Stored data
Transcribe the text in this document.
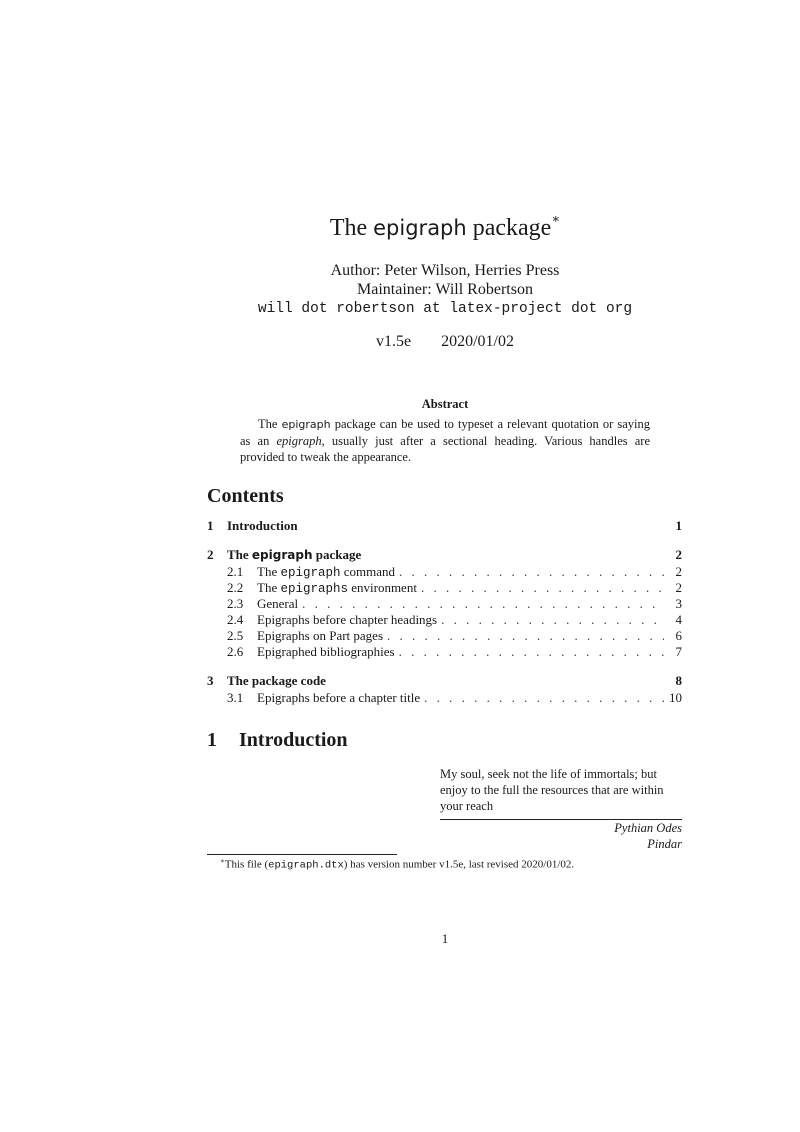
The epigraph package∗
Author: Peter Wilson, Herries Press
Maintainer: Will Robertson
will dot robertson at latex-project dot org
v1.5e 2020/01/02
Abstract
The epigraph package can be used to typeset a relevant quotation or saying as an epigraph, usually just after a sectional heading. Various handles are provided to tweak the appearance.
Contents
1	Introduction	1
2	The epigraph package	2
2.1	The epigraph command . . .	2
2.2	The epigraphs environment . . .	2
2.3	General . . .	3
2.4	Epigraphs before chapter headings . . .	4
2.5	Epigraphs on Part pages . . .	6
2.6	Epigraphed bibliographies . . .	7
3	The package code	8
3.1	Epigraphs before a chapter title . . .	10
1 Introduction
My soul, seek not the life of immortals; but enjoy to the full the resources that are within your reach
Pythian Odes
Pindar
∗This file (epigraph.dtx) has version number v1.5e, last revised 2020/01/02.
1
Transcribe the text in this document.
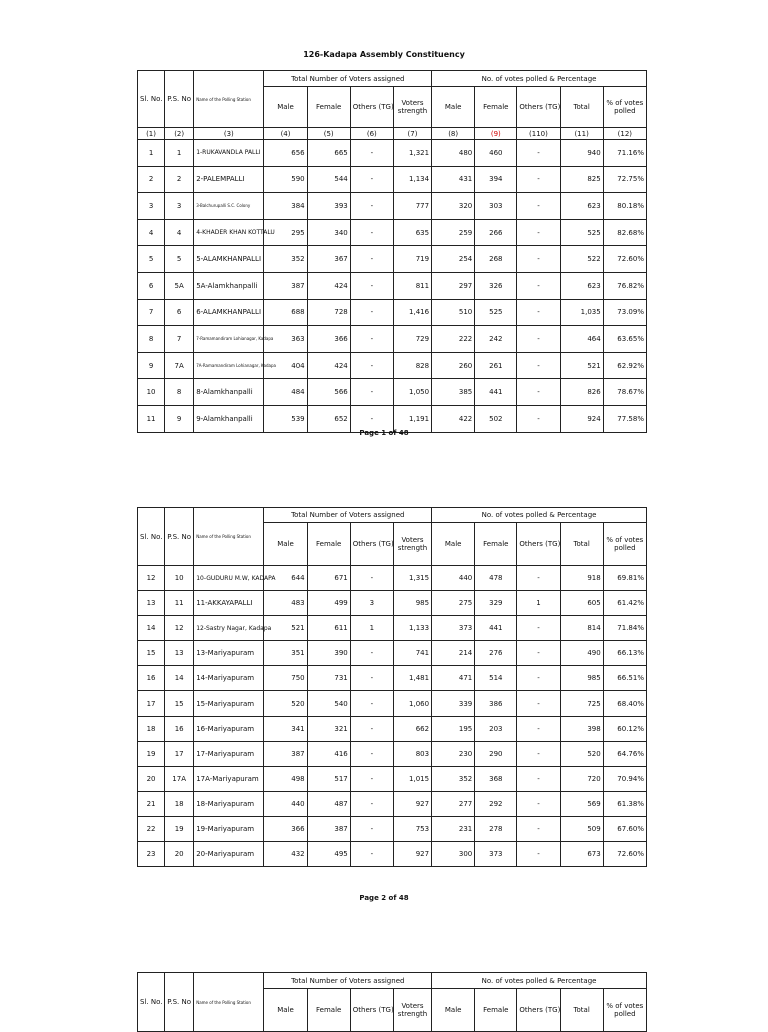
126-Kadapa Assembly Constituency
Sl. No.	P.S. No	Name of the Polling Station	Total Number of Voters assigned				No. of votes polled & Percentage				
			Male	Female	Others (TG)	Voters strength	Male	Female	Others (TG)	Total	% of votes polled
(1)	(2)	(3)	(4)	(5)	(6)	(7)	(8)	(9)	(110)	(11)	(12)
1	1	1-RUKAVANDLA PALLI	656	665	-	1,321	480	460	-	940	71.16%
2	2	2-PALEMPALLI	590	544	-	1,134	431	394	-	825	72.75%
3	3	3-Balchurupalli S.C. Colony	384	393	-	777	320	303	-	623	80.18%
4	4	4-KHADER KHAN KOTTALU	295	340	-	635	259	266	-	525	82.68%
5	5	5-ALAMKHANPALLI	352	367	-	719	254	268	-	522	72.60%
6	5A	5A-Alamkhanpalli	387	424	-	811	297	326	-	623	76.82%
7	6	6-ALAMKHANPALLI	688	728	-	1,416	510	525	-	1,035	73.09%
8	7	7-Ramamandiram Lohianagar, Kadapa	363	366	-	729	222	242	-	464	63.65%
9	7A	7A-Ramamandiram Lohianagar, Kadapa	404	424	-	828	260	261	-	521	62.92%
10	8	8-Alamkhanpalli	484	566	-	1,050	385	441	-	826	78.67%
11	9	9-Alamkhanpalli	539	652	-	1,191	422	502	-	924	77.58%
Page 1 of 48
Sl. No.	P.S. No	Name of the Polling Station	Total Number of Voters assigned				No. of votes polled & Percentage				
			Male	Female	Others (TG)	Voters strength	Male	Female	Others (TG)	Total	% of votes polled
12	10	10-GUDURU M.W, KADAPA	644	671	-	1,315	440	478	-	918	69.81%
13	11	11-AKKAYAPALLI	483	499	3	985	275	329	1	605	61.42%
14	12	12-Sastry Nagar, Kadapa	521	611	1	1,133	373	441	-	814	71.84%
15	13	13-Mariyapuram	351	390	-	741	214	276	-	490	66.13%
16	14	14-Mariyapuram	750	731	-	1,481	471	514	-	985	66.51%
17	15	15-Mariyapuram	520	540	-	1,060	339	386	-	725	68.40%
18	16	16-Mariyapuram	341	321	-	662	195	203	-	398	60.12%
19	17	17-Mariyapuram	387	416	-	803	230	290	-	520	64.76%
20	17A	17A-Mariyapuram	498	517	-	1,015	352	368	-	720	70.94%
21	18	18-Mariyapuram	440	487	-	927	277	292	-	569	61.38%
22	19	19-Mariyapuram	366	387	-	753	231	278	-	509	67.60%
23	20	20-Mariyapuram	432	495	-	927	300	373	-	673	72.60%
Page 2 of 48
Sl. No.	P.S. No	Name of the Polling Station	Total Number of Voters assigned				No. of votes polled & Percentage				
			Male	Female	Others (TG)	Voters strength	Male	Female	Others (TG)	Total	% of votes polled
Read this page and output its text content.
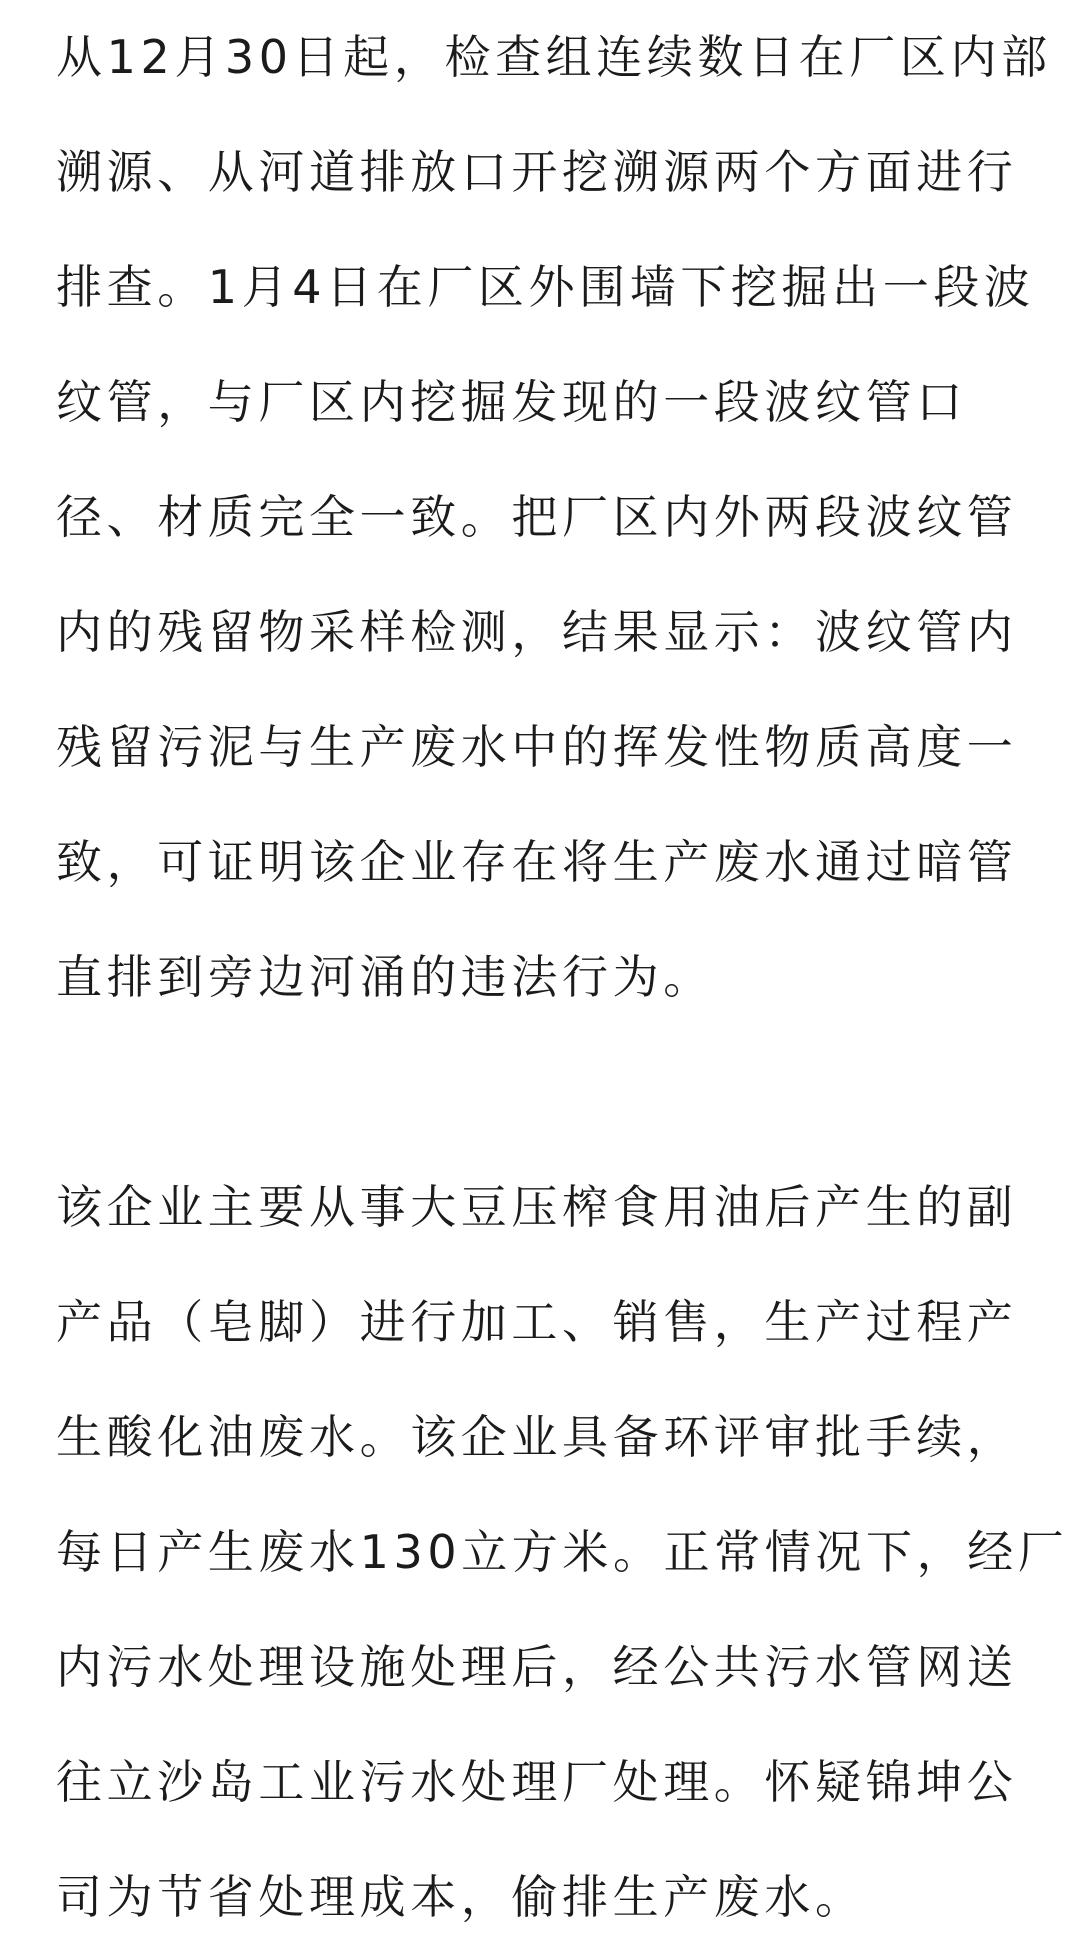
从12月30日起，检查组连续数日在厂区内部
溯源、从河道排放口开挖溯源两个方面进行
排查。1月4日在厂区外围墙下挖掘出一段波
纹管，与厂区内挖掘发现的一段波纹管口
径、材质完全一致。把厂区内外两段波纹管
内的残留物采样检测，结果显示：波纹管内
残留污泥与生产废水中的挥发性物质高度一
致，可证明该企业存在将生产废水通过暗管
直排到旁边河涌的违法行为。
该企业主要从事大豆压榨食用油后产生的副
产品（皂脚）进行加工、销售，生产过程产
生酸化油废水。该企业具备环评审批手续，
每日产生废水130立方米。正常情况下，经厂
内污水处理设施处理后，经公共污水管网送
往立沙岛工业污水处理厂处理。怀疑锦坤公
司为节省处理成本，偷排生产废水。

• _WHAT TO WORK ON_:
Copy the records word for word, leaving no picture in the copy.

• _EXERCISE OUTPUT_:
Transcribe the text in this document.
The epigraph package∗
Author: Peter Wilson, Herries Press
Maintainer: Will Robertson
will dot robertson at latex-project dot org
v1.5e 2020/01/02
Abstract
The epigraph package can be used to typeset a relevant quotation or saying as an epigraph, usually just after a sectional heading. Various handles are provided to tweak the appearance.
Contents
1	Introduction	1
2	The epigraph package	2
2.1	The epigraph command . . .	2
2.2	The epigraphs environment . . .	2
2.3	General . . .	3
2.4	Epigraphs before chapter headings . . .	4
2.5	Epigraphs on Part pages . . .	6
2.6	Epigraphed bibliographies . . .	7
3	The package code	8
3.1	Epigraphs before a chapter title . . .	10
1 Introduction
My soul, seek not the life of immortals; but enjoy to the full the resources that are within your reach
Pythian Odes
Pindar
∗This file (epigraph.dtx) has version number v1.5e, last revised 2020/01/02.
1
Transcribe the text in this document.
126-Kadapa Assembly Constituency
Sl. No.	P.S. No	Name of the Polling Station	Total Number of Voters assigned				No. of votes polled & Percentage				
			Male	Female	Others (TG)	Voters strength	Male	Female	Others (TG)	Total	% of votes polled
(1)	(2)	(3)	(4)	(5)	(6)	(7)	(8)	(9)	(110)	(11)	(12)
1	1	1-RUKAVANDLA PALLI	656	665	-	1,321	480	460	-	940	71.16%
2	2	2-PALEMPALLI	590	544	-	1,134	431	394	-	825	72.75%
3	3	3-Balchurupalli S.C. Colony	384	393	-	777	320	303	-	623	80.18%
4	4	4-KHADER KHAN KOTTALU	295	340	-	635	259	266	-	525	82.68%
5	5	5-ALAMKHANPALLI	352	367	-	719	254	268	-	522	72.60%
6	5A	5A-Alamkhanpalli	387	424	-	811	297	326	-	623	76.82%
7	6	6-ALAMKHANPALLI	688	728	-	1,416	510	525	-	1,035	73.09%
8	7	7-Ramamandiram Lohianagar, Kadapa	363	366	-	729	222	242	-	464	63.65%
9	7A	7A-Ramamandiram Lohianagar, Kadapa	404	424	-	828	260	261	-	521	62.92%
10	8	8-Alamkhanpalli	484	566	-	1,050	385	441	-	826	78.67%
11	9	9-Alamkhanpalli	539	652	-	1,191	422	502	-	924	77.58%
Page 1 of 48
Sl. No.	P.S. No	Name of the Polling Station	Total Number of Voters assigned				No. of votes polled & Percentage				
			Male	Female	Others (TG)	Voters strength	Male	Female	Others (TG)	Total	% of votes polled
12	10	10-GUDURU M.W, KADAPA	644	671	-	1,315	440	478	-	918	69.81%
13	11	11-AKKAYAPALLI	483	499	3	985	275	329	1	605	61.42%
14	12	12-Sastry Nagar, Kadapa	521	611	1	1,133	373	441	-	814	71.84%
15	13	13-Mariyapuram	351	390	-	741	214	276	-	490	66.13%
16	14	14-Mariyapuram	750	731	-	1,481	471	514	-	985	66.51%
17	15	15-Mariyapuram	520	540	-	1,060	339	386	-	725	68.40%
18	16	16-Mariyapuram	341	321	-	662	195	203	-	398	60.12%
19	17	17-Mariyapuram	387	416	-	803	230	290	-	520	64.76%
20	17A	17A-Mariyapuram	498	517	-	1,015	352	368	-	720	70.94%
21	18	18-Mariyapuram	440	487	-	927	277	292	-	569	61.38%
22	19	19-Mariyapuram	366	387	-	753	231	278	-	509	67.60%
23	20	20-Mariyapuram	432	495	-	927	300	373	-	673	72.60%
Page 2 of 48
Sl. No.	P.S. No	Name of the Polling Station	Total Number of Voters assigned				No. of votes polled & Percentage				
			Male	Female	Others (TG)	Voters strength	Male	Female	Others (TG)	Total	% of votes polled
Read this page and output its text content.
从12月30日起，检查组连续数日在厂区内部
溯源、从河道排放口开挖溯源两个方面进行
排查。1月4日在厂区外围墙下挖掘出一段波
纹管，与厂区内挖掘发现的一段波纹管口
径、材质完全一致。把厂区内外两段波纹管
内的残留物采样检测，结果显示：波纹管内
残留污泥与生产废水中的挥发性物质高度一
致，可证明该企业存在将生产废水通过暗管
直排到旁边河涌的违法行为。
该企业主要从事大豆压榨食用油后产生的副
产品（皂脚）进行加工、销售，生产过程产
生酸化油废水。该企业具备环评审批手续，
每日产生废水130立方米。正常情况下，经厂
内污水处理设施处理后，经公共污水管网送
往立沙岛工业污水处理厂处理。怀疑锦坤公
司为节省处理成本，偷排生产废水。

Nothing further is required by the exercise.